--- start ---

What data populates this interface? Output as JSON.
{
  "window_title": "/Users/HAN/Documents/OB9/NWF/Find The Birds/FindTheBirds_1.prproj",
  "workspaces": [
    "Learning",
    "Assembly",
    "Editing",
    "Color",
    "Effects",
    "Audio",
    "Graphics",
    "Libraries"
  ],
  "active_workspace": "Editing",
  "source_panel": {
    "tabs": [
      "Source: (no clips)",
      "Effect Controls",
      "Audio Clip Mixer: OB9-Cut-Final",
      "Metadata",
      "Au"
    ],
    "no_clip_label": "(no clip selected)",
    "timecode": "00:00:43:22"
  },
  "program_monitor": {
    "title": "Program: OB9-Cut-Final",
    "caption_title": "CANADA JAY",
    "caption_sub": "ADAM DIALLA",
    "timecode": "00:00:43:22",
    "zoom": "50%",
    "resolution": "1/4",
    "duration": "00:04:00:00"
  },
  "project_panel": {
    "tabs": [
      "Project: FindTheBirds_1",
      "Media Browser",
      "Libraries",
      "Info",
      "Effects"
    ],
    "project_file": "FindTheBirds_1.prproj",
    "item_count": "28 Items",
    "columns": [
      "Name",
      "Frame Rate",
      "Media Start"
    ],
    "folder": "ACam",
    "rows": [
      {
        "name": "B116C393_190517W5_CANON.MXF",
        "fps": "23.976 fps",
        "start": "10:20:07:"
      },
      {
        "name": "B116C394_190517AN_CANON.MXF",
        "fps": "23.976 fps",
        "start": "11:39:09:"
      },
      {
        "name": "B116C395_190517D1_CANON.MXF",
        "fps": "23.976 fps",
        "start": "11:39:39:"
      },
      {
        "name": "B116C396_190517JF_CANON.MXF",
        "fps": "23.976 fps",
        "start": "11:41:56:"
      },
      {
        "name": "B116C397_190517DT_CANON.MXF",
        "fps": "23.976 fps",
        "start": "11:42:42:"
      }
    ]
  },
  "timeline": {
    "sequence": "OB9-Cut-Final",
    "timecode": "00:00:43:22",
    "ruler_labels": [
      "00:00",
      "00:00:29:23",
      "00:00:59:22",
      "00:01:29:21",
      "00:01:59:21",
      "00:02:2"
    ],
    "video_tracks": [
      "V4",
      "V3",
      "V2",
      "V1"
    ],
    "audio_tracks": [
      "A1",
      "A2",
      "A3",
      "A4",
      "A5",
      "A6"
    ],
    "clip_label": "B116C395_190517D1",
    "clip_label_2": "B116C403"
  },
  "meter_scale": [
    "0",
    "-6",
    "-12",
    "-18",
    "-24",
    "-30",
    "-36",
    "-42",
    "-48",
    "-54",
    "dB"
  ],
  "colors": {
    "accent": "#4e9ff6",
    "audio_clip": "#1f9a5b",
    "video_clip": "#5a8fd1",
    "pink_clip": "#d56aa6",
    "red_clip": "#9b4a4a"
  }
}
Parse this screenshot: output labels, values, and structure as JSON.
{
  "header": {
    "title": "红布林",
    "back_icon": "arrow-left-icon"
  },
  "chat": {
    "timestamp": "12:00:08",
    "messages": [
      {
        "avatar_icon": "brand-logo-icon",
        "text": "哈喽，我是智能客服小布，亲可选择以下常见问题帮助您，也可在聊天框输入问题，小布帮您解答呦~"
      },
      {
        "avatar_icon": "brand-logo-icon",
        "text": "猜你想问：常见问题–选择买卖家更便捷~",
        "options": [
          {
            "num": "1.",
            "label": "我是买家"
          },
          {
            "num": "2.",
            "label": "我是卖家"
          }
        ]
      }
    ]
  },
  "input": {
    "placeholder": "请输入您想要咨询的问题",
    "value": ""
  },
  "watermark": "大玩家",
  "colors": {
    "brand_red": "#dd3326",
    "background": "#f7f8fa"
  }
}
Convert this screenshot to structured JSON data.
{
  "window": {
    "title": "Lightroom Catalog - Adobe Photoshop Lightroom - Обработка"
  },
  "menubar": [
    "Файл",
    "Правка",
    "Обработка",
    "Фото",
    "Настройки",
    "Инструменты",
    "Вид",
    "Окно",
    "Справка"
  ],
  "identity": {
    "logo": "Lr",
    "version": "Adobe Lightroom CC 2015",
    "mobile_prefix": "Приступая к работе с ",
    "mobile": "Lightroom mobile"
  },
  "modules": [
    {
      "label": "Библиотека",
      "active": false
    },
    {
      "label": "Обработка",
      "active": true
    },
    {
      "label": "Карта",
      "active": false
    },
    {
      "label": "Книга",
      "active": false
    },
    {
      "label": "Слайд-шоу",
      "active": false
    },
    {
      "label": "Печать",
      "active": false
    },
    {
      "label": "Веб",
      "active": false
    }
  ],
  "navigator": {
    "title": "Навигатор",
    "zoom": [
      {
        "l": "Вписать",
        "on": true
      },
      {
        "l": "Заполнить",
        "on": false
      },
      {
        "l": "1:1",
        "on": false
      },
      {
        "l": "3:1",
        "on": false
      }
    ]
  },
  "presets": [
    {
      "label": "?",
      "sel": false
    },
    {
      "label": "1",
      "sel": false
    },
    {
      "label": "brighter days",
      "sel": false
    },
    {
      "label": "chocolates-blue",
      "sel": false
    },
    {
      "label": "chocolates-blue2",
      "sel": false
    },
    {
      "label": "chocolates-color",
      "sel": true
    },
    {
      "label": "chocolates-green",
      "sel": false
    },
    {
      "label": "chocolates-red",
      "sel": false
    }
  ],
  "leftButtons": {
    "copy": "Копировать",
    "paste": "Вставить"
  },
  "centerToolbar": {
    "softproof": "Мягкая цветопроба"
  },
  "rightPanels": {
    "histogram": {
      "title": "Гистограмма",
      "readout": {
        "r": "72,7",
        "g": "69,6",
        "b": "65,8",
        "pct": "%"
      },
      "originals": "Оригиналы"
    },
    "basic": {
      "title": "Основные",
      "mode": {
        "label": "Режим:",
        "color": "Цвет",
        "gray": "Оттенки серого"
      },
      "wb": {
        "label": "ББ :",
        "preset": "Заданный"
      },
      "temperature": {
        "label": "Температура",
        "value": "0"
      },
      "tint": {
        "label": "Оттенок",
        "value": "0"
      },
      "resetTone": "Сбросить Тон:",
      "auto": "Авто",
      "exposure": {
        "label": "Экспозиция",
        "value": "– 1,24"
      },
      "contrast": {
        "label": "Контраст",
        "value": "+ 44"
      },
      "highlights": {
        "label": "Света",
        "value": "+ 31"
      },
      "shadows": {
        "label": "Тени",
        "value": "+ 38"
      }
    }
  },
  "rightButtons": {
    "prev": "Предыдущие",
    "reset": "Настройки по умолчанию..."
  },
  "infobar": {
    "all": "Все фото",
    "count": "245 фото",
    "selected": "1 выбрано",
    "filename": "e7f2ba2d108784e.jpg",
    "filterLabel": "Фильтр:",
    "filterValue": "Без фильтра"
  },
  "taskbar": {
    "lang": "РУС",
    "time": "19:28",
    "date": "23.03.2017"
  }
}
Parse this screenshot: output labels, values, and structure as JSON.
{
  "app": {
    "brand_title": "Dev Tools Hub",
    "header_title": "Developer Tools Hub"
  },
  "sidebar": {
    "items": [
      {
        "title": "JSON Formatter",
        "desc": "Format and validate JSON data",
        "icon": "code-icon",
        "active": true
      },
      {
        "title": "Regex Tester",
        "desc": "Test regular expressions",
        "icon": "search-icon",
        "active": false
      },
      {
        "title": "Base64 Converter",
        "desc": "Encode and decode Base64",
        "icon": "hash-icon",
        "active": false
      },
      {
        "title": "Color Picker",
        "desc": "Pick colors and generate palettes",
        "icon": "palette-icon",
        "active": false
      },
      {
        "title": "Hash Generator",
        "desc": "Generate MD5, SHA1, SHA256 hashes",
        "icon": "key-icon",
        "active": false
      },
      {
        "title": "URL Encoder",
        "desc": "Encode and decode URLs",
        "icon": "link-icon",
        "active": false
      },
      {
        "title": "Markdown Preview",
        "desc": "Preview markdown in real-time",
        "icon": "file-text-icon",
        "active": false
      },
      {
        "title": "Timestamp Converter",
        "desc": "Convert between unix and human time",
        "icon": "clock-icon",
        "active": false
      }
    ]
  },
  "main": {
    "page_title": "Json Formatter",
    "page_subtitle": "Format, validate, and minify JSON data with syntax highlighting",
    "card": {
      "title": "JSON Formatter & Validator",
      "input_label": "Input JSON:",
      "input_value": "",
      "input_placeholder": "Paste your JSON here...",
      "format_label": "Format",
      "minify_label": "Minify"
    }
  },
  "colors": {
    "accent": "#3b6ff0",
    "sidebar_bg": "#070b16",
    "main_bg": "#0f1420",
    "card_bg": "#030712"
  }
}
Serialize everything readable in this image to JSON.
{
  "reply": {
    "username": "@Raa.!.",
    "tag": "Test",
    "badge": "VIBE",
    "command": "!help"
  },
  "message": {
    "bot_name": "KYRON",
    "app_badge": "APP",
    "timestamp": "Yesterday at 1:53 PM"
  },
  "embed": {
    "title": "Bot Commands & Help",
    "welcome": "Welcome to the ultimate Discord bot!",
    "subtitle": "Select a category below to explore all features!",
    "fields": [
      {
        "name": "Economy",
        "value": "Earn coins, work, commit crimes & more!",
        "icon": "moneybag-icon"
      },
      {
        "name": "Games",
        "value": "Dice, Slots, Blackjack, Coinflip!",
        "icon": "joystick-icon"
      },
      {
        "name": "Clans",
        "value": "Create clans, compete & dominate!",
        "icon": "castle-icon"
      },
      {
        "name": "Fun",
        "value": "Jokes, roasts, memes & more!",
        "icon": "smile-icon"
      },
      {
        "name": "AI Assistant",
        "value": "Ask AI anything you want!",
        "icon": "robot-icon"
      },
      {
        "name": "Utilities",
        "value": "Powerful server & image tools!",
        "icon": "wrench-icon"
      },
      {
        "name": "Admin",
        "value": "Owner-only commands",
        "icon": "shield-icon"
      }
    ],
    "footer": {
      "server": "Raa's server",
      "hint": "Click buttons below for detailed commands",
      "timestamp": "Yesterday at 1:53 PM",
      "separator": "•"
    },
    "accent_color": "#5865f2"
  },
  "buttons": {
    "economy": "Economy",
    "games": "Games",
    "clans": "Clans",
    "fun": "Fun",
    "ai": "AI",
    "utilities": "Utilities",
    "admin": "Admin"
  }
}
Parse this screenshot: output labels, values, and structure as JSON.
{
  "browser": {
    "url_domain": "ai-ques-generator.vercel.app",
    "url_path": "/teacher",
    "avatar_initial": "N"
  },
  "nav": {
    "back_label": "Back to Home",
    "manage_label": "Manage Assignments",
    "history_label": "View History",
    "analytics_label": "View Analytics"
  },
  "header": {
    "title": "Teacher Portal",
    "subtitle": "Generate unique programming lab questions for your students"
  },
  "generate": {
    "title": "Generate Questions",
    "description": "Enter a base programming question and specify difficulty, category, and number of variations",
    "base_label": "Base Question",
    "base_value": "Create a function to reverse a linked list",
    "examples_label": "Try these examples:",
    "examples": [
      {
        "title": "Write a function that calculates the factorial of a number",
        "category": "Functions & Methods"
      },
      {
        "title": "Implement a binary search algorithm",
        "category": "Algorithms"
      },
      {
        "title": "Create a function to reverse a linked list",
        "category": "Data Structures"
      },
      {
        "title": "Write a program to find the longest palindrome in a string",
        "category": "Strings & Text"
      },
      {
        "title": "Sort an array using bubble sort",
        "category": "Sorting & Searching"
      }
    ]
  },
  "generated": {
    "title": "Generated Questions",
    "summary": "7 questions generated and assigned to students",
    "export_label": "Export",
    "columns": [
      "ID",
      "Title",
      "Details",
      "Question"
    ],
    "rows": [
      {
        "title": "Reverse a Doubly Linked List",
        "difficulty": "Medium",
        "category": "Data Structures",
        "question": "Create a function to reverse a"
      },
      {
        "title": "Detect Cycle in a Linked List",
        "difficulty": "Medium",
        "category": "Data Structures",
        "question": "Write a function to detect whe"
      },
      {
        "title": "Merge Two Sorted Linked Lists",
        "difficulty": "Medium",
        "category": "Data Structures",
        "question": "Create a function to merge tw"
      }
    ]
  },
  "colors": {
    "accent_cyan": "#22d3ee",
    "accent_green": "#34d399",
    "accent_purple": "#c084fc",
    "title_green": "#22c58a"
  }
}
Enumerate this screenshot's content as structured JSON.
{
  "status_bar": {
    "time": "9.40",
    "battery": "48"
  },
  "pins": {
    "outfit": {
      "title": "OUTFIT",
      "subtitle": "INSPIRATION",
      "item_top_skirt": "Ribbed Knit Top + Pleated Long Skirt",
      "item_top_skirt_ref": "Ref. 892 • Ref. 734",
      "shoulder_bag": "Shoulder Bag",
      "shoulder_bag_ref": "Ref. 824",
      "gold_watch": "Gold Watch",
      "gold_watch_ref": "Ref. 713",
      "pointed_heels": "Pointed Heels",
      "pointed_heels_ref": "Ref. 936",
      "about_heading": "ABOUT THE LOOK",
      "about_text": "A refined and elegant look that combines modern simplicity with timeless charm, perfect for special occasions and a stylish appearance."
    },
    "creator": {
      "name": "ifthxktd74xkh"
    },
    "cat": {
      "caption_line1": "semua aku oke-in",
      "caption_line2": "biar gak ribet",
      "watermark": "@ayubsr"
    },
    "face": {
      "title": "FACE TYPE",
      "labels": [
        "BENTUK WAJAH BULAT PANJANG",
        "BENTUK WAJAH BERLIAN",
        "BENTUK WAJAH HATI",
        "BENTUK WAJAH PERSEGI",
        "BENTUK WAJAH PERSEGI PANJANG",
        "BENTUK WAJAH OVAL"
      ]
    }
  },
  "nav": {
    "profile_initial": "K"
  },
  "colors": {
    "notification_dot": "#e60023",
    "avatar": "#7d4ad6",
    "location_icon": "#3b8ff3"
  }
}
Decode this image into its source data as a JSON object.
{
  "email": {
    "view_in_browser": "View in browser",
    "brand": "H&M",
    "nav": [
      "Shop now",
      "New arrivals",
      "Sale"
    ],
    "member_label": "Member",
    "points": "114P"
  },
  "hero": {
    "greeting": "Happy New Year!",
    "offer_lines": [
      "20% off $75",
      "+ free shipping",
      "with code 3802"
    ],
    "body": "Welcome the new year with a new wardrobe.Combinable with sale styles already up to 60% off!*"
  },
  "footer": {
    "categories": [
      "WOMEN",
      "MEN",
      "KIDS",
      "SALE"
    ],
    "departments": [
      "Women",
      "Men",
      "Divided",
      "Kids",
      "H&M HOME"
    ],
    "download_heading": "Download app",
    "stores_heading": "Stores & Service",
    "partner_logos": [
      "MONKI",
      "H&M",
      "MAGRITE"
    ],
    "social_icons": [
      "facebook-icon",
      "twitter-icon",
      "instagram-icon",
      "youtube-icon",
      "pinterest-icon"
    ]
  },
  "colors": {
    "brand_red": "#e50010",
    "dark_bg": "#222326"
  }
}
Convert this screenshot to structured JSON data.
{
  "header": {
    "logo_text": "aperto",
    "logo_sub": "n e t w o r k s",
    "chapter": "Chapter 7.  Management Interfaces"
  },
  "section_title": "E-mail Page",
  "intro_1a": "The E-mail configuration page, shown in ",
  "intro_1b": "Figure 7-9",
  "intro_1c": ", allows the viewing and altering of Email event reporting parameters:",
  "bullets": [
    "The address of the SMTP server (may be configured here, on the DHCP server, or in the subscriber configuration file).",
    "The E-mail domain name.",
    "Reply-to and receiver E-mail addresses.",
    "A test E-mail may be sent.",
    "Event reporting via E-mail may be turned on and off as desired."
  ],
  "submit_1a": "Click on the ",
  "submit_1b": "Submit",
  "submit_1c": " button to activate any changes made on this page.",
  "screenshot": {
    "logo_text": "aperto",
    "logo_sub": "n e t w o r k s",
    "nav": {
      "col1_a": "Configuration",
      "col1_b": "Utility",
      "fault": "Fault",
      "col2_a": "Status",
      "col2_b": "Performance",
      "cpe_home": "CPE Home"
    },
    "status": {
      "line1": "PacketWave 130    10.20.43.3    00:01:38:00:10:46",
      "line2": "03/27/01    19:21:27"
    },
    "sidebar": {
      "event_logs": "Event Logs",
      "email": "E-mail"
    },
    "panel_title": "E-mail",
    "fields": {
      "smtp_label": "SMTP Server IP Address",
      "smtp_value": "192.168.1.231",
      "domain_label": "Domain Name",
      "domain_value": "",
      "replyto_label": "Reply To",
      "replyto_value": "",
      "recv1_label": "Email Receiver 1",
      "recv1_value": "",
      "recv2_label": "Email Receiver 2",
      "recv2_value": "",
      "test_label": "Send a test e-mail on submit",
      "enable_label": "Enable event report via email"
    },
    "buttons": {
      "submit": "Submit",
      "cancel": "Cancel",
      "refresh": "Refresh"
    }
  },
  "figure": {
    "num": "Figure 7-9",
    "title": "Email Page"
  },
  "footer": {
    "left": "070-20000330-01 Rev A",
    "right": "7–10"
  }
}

--- end ---

» Given problem
Report only how many lines in the records contain the word "PANJANG".

» The completed task
2